'''
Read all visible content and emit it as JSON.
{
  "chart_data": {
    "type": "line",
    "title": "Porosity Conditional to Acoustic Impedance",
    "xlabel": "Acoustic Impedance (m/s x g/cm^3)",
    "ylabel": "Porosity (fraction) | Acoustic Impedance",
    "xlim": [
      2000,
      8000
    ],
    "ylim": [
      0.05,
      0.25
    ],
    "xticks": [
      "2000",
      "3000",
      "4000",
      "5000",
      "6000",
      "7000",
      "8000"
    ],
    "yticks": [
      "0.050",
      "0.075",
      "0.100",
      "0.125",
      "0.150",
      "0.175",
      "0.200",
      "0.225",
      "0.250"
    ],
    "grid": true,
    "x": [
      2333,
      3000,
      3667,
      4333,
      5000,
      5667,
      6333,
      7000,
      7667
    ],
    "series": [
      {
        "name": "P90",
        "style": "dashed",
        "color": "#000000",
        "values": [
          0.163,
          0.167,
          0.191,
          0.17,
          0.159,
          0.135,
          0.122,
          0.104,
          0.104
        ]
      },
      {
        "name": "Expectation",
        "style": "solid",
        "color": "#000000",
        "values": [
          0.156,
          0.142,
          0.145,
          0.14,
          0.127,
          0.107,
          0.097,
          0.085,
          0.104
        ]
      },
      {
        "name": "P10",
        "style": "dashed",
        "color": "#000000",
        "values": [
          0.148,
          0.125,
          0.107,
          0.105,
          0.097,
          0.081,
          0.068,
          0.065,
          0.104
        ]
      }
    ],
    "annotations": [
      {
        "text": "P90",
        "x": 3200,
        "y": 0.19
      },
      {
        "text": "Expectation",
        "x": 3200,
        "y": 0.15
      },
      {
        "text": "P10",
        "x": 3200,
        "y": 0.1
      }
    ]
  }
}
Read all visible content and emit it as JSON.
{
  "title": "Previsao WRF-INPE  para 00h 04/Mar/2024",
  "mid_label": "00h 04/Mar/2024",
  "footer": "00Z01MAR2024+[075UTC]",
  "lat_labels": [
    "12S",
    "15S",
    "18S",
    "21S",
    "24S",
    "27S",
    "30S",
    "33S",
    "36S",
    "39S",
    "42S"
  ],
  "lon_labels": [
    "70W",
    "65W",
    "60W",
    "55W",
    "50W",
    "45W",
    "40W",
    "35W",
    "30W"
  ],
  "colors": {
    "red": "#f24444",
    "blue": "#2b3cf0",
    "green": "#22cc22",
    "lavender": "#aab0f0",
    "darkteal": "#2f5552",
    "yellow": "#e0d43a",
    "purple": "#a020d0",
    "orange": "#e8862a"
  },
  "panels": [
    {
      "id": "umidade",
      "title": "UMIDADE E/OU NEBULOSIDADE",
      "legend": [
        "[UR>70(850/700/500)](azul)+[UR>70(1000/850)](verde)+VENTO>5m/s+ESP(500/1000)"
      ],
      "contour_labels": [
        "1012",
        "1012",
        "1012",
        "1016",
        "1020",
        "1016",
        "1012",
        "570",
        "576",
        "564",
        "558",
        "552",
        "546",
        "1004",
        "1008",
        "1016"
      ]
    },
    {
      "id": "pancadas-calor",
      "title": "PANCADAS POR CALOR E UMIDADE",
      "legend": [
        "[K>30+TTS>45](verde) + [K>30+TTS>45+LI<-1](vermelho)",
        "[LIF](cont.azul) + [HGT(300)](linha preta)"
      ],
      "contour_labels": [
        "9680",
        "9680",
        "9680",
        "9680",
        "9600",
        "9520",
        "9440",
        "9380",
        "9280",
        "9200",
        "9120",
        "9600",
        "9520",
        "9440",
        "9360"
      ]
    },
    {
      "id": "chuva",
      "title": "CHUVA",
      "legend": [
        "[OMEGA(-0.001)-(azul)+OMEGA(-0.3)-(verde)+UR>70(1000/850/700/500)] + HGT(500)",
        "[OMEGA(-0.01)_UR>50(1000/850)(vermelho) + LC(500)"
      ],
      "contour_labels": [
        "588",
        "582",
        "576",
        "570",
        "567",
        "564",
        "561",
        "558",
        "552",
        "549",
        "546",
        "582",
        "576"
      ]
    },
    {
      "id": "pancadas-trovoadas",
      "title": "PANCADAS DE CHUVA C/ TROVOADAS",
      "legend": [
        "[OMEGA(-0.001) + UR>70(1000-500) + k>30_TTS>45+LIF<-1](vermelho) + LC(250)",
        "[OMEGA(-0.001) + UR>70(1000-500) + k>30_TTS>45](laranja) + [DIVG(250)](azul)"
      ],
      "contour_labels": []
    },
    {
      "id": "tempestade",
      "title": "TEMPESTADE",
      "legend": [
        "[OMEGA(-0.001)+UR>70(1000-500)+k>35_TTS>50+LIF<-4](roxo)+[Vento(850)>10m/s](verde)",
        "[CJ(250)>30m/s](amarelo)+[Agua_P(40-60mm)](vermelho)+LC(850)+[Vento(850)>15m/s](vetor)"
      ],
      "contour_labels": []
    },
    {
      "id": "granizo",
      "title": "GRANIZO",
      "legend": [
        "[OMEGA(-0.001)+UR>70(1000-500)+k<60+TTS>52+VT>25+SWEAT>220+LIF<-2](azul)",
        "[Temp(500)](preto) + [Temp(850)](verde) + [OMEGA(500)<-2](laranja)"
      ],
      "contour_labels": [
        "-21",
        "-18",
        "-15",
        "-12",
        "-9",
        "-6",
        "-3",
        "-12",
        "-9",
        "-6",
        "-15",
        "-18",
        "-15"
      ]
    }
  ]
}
'''
Repeat the records exactly, including every line.

#### [Solved exercise]
Read all visible content and emit it as JSON.
{
  "chart_data": {
    "type": "line",
    "title": "Porosity Conditional to Acoustic Impedance",
    "xlabel": "Acoustic Impedance (m/s x g/cm^3)",
    "ylabel": "Porosity (fraction) | Acoustic Impedance",
    "xlim": [
      2000,
      8000
    ],
    "ylim": [
      0.05,
      0.25
    ],
    "xticks": [
      "2000",
      "3000",
      "4000",
      "5000",
      "6000",
      "7000",
      "8000"
    ],
    "yticks": [
      "0.050",
      "0.075",
      "0.100",
      "0.125",
      "0.150",
      "0.175",
      "0.200",
      "0.225",
      "0.250"
    ],
    "grid": true,
    "x": [
      2333,
      3000,
      3667,
      4333,
      5000,
      5667,
      6333,
      7000,
      7667
    ],
    "series": [
      {
        "name": "P90",
        "style": "dashed",
        "color": "#000000",
        "values": [
          0.163,
          0.167,
          0.191,
          0.17,
          0.159,
          0.135,
          0.122,
          0.104,
          0.104
        ]
      },
      {
        "name": "Expectation",
        "style": "solid",
        "color": "#000000",
        "values": [
          0.156,
          0.142,
          0.145,
          0.14,
          0.127,
          0.107,
          0.097,
          0.085,
          0.104
        ]
      },
      {
        "name": "P10",
        "style": "dashed",
        "color": "#000000",
        "values": [
          0.148,
          0.125,
          0.107,
          0.105,
          0.097,
          0.081,
          0.068,
          0.065,
          0.104
        ]
      }
    ],
    "annotations": [
      {
        "text": "P90",
        "x": 3200,
        "y": 0.19
      },
      {
        "text": "Expectation",
        "x": 3200,
        "y": 0.15
      },
      {
        "text": "P10",
        "x": 3200,
        "y": 0.1
      }
    ]
  }
}
Read all visible content and emit it as JSON.
{
  "title": "Previsao WRF-INPE  para 00h 04/Mar/2024",
  "mid_label": "00h 04/Mar/2024",
  "footer": "00Z01MAR2024+[075UTC]",
  "lat_labels": [
    "12S",
    "15S",
    "18S",
    "21S",
    "24S",
    "27S",
    "30S",
    "33S",
    "36S",
    "39S",
    "42S"
  ],
  "lon_labels": [
    "70W",
    "65W",
    "60W",
    "55W",
    "50W",
    "45W",
    "40W",
    "35W",
    "30W"
  ],
  "colors": {
    "red": "#f24444",
    "blue": "#2b3cf0",
    "green": "#22cc22",
    "lavender": "#aab0f0",
    "darkteal": "#2f5552",
    "yellow": "#e0d43a",
    "purple": "#a020d0",
    "orange": "#e8862a"
  },
  "panels": [
    {
      "id": "umidade",
      "title": "UMIDADE E/OU NEBULOSIDADE",
      "legend": [
        "[UR>70(850/700/500)](azul)+[UR>70(1000/850)](verde)+VENTO>5m/s+ESP(500/1000)"
      ],
      "contour_labels": [
        "1012",
        "1012",
        "1012",
        "1016",
        "1020",
        "1016",
        "1012",
        "570",
        "576",
        "564",
        "558",
        "552",
        "546",
        "1004",
        "1008",
        "1016"
      ]
    },
    {
      "id": "pancadas-calor",
      "title": "PANCADAS POR CALOR E UMIDADE",
      "legend": [
        "[K>30+TTS>45](verde) + [K>30+TTS>45+LI<-1](vermelho)",
        "[LIF](cont.azul) + [HGT(300)](linha preta)"
      ],
      "contour_labels": [
        "9680",
        "9680",
        "9680",
        "9680",
        "9600",
        "9520",
        "9440",
        "9380",
        "9280",
        "9200",
        "9120",
        "9600",
        "9520",
        "9440",
        "9360"
      ]
    },
    {
      "id": "chuva",
      "title": "CHUVA",
      "legend": [
        "[OMEGA(-0.001)-(azul)+OMEGA(-0.3)-(verde)+UR>70(1000/850/700/500)] + HGT(500)",
        "[OMEGA(-0.01)_UR>50(1000/850)(vermelho) + LC(500)"
      ],
      "contour_labels": [
        "588",
        "582",
        "576",
        "570",
        "567",
        "564",
        "561",
        "558",
        "552",
        "549",
        "546",
        "582",
        "576"
      ]
    },
    {
      "id": "pancadas-trovoadas",
      "title": "PANCADAS DE CHUVA C/ TROVOADAS",
      "legend": [
        "[OMEGA(-0.001) + UR>70(1000-500) + k>30_TTS>45+LIF<-1](vermelho) + LC(250)",
        "[OMEGA(-0.001) + UR>70(1000-500) + k>30_TTS>45](laranja) + [DIVG(250)](azul)"
      ],
      "contour_labels": []
    },
    {
      "id": "tempestade",
      "title": "TEMPESTADE",
      "legend": [
        "[OMEGA(-0.001)+UR>70(1000-500)+k>35_TTS>50+LIF<-4](roxo)+[Vento(850)>10m/s](verde)",
        "[CJ(250)>30m/s](amarelo)+[Agua_P(40-60mm)](vermelho)+LC(850)+[Vento(850)>15m/s](vetor)"
      ],
      "contour_labels": []
    },
    {
      "id": "granizo",
      "title": "GRANIZO",
      "legend": [
        "[OMEGA(-0.001)+UR>70(1000-500)+k<60+TTS>52+VT>25+SWEAT>220+LIF<-2](azul)",
        "[Temp(500)](preto) + [Temp(850)](verde) + [OMEGA(500)<-2](laranja)"
      ],
      "contour_labels": [
        "-21",
        "-18",
        "-15",
        "-12",
        "-9",
        "-6",
        "-3",
        "-12",
        "-9",
        "-6",
        "-15",
        "-18",
        "-15"
      ]
    }
  ]
}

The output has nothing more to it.